GIVEN INSTRUCTION. Locate each line with the string "Proportional" in the listing below and copy it.

(Data excerpts)
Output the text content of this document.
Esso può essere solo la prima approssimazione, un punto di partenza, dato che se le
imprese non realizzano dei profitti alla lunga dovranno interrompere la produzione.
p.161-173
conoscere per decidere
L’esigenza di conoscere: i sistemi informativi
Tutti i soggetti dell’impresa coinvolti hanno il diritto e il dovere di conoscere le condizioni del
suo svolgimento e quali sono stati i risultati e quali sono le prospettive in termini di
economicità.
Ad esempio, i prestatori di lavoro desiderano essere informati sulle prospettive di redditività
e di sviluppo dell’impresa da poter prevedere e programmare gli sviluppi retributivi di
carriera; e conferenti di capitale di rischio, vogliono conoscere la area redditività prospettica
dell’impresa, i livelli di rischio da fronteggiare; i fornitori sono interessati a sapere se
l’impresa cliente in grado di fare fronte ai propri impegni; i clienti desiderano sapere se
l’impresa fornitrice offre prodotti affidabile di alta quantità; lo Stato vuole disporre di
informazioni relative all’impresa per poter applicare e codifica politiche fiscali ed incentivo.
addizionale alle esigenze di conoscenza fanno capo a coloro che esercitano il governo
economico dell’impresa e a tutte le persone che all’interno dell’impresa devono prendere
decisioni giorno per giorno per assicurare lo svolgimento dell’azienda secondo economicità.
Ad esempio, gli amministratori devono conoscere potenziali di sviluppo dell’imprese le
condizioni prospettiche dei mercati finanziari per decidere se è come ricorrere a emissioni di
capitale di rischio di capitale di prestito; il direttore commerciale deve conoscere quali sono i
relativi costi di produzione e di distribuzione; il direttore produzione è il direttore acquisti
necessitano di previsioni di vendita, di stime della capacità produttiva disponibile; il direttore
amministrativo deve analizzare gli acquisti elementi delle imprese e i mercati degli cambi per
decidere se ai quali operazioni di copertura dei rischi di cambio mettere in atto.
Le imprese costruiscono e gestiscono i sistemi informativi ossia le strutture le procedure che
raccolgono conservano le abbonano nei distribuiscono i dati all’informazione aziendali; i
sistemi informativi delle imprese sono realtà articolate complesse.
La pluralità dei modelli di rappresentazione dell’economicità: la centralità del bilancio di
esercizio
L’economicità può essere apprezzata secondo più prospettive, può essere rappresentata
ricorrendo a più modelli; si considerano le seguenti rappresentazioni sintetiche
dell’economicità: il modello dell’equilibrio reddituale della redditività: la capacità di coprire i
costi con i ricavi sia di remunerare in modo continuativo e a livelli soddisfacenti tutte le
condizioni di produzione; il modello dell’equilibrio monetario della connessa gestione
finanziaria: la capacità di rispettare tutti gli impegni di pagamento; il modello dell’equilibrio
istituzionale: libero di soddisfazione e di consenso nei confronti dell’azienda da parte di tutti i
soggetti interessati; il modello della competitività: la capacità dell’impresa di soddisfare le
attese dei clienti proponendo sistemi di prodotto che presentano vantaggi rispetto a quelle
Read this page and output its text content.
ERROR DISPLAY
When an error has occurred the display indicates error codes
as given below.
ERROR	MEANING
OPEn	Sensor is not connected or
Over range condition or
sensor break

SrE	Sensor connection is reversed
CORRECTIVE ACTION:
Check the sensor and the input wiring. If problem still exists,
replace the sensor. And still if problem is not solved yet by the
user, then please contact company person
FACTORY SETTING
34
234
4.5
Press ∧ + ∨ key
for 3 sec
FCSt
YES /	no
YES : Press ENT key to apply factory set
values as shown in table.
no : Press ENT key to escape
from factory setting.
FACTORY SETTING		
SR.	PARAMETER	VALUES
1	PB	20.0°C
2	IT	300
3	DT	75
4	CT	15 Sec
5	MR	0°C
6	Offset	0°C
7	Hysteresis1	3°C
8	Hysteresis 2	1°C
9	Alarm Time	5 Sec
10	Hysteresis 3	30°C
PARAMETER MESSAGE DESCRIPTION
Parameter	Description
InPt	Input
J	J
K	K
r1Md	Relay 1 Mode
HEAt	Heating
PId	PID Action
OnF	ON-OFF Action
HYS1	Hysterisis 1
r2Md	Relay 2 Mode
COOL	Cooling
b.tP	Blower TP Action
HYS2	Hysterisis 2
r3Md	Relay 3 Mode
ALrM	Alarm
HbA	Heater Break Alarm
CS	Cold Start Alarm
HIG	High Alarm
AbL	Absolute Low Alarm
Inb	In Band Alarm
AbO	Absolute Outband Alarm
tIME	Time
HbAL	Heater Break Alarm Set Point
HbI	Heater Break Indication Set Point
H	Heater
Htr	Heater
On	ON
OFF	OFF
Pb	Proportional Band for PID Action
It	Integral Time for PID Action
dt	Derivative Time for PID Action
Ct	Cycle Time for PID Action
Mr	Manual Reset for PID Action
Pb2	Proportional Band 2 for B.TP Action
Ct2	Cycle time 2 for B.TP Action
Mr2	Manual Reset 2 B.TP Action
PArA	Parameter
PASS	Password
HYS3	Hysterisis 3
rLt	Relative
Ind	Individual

CORRECT RESPONSE.
Pb	Proportional Band for PID Action
Pb2	Proportional Band 2 for B.TP Action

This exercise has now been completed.